Start of Document text

= 2nd Political Committee of the Workers' Party of Korea =

The 2nd Political Committee of the Workers' Party of Korea (WPK), officially the Political Committee of the 2nd Central Committee (2nd CC), was elected in the immediate aftermath of the 2nd WPK Congress on 30 March 1948 by the 2nd CC's 1st Plenary Session. The composition changed on the merger of the Workers' Party of North Korea and the Workers' Party of South Korea (WPSK) on 24 June 1953, and was again changed after a purge of WPSK-affiliated communists on 6 August 1953.

It sat until the 3rd Congress, which abolished the Political Committee and elected the 3rd Standing Committee in its place.

==1st Plenary Session (1948–49)==

| Rank | Name | Hangul | Government posts | 1st POL | 1949 | Faction |
| 1 | Kim Tu-bong | 김두봉 | Central Chairman of the WPNK Central Committee; | Old | Reelected | Yanan |
| 2 | Kim Il Sung | 김일성 | Central Vice Chairman of the WPNK Central Committee; | Old | Reelected | Partisan |
| 3 | Ho Ka-i | 허가이 | Central Vice Chairman of the WPNK Central Committee; | Old | Reelected | Soviet |
| 4 | Kim Chaek | 김책 | — | New | Reelected | Partisan |
| 5 | Choe Chang-ik | 최창익 | — | Old | Demoted | Yanan |
| 6 | Pak Il-u | 최창익 | — | New | Reelected | Yanan |
| 7 | Chu Yong-ha | 주영하 | — | Old | Demoted | Domestic |
References:

==1st Joint Plenary Session (1949–53)==
Note that Pak Chong-ae was elected to the 2nd Political Committee on 4 November 1951 by the 4th Joint Plenary Session of the 2nd Central Committee.

End of Document text
Start of Dataset entries

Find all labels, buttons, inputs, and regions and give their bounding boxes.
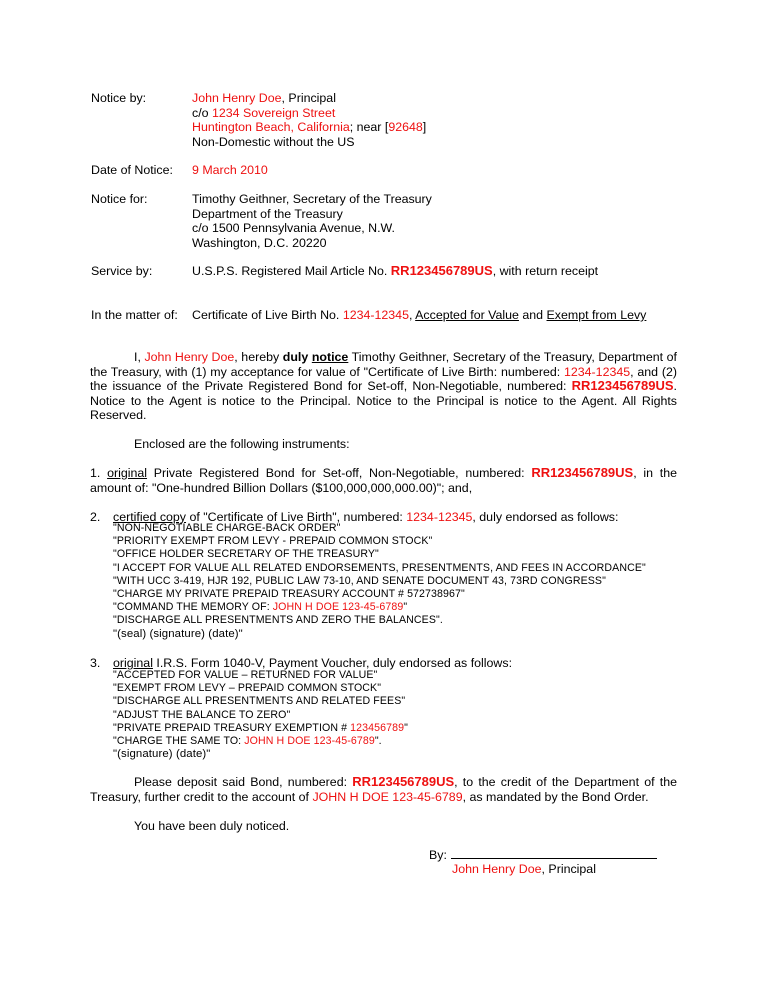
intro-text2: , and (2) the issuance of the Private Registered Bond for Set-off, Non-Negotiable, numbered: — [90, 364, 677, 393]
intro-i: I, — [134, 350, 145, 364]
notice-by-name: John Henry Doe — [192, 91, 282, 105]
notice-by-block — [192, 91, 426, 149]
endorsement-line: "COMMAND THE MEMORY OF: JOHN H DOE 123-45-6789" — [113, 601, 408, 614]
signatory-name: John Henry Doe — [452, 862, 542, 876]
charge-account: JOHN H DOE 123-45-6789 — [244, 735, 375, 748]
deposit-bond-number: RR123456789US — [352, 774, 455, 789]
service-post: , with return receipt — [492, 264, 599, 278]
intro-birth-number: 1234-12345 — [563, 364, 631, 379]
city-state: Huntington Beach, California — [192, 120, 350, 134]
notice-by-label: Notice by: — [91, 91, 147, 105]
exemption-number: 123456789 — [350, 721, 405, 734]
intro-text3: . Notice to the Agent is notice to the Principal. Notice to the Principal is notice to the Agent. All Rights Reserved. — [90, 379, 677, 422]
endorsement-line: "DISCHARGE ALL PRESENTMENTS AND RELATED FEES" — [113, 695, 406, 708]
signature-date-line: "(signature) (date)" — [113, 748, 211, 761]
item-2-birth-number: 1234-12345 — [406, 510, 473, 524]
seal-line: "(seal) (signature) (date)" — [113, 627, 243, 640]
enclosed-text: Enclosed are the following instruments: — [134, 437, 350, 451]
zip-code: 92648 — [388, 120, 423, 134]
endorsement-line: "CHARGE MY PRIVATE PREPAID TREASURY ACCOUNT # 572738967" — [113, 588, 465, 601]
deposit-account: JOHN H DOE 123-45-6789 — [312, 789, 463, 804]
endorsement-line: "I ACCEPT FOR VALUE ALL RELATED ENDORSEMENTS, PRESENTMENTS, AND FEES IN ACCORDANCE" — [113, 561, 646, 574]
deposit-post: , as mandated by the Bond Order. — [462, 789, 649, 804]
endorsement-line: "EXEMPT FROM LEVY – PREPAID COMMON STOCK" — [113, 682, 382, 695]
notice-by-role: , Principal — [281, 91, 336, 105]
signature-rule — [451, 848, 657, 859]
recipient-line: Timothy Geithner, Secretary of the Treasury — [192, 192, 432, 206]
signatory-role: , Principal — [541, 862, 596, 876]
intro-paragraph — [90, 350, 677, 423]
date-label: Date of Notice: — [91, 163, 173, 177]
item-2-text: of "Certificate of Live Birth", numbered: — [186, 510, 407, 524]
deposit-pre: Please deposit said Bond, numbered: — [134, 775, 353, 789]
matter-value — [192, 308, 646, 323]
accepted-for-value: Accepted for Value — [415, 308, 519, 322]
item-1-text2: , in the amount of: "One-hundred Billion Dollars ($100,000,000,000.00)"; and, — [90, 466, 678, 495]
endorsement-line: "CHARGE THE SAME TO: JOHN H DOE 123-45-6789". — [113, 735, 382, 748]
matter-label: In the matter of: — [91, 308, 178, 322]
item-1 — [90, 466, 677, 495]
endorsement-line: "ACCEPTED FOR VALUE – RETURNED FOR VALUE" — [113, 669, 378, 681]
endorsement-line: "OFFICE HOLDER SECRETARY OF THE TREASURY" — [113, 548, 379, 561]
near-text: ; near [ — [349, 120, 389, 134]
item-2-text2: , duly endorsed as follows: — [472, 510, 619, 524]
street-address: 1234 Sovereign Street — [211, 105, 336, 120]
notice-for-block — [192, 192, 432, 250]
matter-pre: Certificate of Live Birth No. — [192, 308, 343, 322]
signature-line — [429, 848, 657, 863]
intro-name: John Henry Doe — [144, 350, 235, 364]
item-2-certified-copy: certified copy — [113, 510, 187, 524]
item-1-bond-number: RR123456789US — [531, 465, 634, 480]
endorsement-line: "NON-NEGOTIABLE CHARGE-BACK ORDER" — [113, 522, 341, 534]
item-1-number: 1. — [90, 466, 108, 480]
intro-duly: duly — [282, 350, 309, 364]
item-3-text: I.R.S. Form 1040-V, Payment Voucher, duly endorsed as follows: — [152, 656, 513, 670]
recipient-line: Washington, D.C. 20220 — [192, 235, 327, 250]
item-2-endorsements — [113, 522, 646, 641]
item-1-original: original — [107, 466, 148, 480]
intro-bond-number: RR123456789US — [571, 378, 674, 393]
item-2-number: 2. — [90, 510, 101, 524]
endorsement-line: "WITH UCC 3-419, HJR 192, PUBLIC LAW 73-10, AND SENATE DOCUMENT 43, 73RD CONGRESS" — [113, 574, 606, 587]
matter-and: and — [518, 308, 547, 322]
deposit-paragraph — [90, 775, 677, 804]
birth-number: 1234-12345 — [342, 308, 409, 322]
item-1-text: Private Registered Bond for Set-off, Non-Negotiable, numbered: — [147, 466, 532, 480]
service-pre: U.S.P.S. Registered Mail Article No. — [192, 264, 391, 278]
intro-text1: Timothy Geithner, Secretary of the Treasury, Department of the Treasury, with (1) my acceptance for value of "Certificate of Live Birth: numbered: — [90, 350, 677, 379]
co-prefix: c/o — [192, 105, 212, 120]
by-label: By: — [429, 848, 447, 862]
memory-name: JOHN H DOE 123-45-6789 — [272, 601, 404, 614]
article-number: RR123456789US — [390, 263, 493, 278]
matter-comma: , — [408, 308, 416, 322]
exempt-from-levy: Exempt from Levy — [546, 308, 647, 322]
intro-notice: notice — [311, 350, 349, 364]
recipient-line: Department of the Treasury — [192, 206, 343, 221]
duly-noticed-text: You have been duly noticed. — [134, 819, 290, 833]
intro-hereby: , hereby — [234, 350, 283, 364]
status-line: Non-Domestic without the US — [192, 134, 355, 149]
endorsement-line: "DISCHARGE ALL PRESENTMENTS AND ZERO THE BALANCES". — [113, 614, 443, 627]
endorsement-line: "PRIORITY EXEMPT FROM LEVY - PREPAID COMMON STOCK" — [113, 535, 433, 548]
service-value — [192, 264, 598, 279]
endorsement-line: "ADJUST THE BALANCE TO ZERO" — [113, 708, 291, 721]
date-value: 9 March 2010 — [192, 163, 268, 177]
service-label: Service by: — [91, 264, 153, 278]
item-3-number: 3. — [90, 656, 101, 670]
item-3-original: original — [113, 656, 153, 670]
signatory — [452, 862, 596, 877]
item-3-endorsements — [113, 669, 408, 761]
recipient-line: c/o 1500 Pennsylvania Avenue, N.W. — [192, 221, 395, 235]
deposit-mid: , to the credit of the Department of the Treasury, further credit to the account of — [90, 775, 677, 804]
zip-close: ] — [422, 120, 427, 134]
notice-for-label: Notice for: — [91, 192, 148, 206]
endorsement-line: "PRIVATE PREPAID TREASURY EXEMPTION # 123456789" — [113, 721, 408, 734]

End of Dataset entries
Start of Dataset entries

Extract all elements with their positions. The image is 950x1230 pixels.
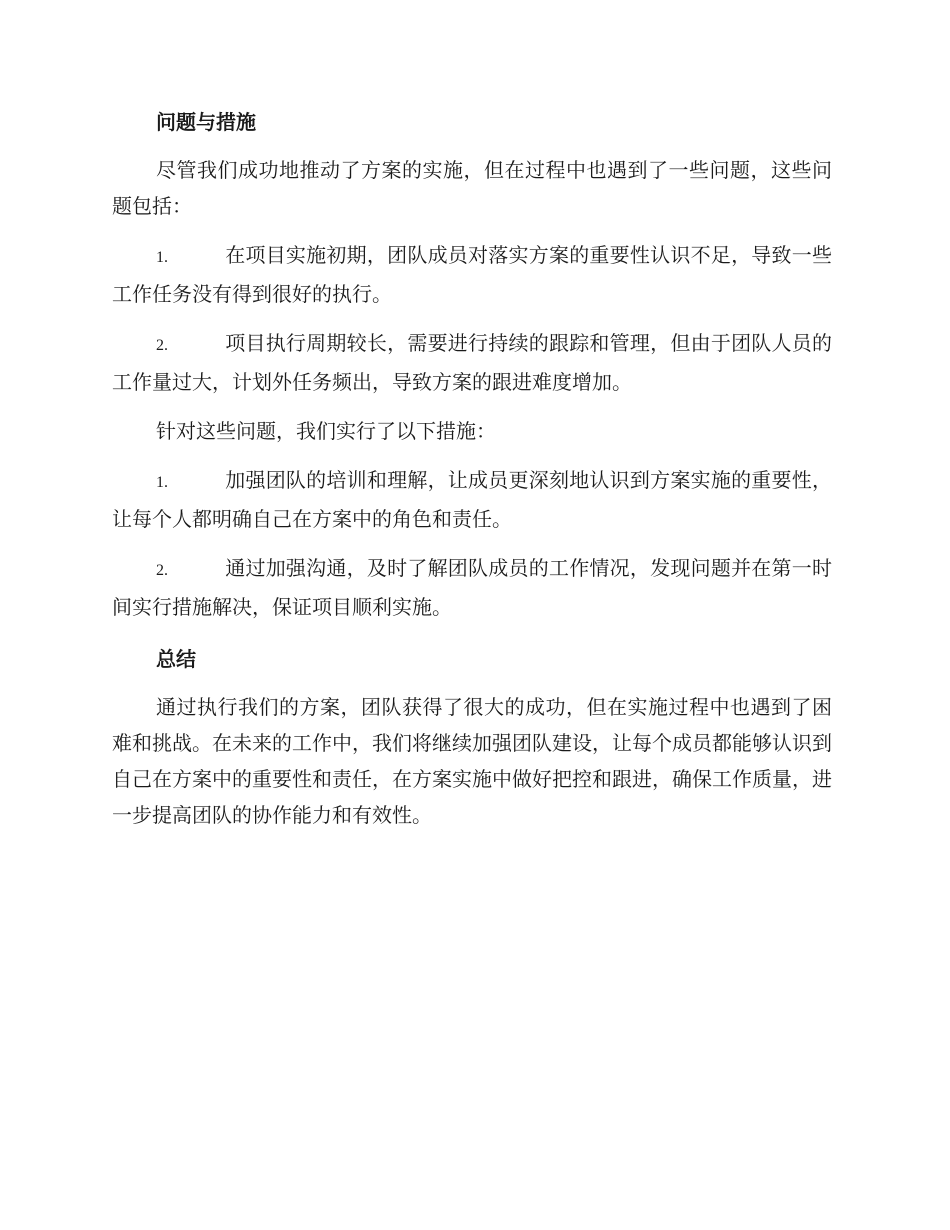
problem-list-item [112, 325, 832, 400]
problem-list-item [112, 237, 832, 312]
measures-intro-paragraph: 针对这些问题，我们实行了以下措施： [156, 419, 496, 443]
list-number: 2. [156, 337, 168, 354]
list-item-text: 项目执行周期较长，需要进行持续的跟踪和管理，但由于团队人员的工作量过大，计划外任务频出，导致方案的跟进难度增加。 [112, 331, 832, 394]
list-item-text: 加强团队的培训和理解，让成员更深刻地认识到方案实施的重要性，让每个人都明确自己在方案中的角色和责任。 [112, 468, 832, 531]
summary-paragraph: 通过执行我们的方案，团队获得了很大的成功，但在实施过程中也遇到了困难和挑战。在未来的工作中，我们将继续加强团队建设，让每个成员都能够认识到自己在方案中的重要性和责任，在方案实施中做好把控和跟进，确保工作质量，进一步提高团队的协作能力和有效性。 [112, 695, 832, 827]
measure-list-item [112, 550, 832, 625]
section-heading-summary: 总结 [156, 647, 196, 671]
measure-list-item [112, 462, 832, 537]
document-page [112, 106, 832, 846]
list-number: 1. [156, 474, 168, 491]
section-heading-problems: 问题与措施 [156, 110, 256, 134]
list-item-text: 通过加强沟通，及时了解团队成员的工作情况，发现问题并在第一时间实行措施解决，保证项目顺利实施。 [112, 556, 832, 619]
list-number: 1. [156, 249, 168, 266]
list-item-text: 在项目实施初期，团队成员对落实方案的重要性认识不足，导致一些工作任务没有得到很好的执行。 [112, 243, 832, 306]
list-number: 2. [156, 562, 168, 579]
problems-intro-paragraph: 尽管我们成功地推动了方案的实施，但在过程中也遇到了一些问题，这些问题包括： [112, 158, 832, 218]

End of Dataset entries

* [What to produce] Copy from the text on the 2nd Political Committee of the Workers' Party of Korea exactly, starting with "The 2nd Political Committee of" and going on through "6 August 1953.".

* [Solution for this task]
The 2nd Political Committee of the Workers' Party of Korea (WPK), officially the Political Committee of the 2nd Central Committee (2nd CC), was elected in the immediate aftermath of the 2nd WPK Congress on 30 March 1948 by the 2nd CC's 1st Plenary Session. The composition changed on the merger of the Workers' Party of North Korea and the Workers' Party of South Korea (WPSK) on 24 June 1953, and was again changed after a purge of WPSK-affiliated communists on 6 August 1953.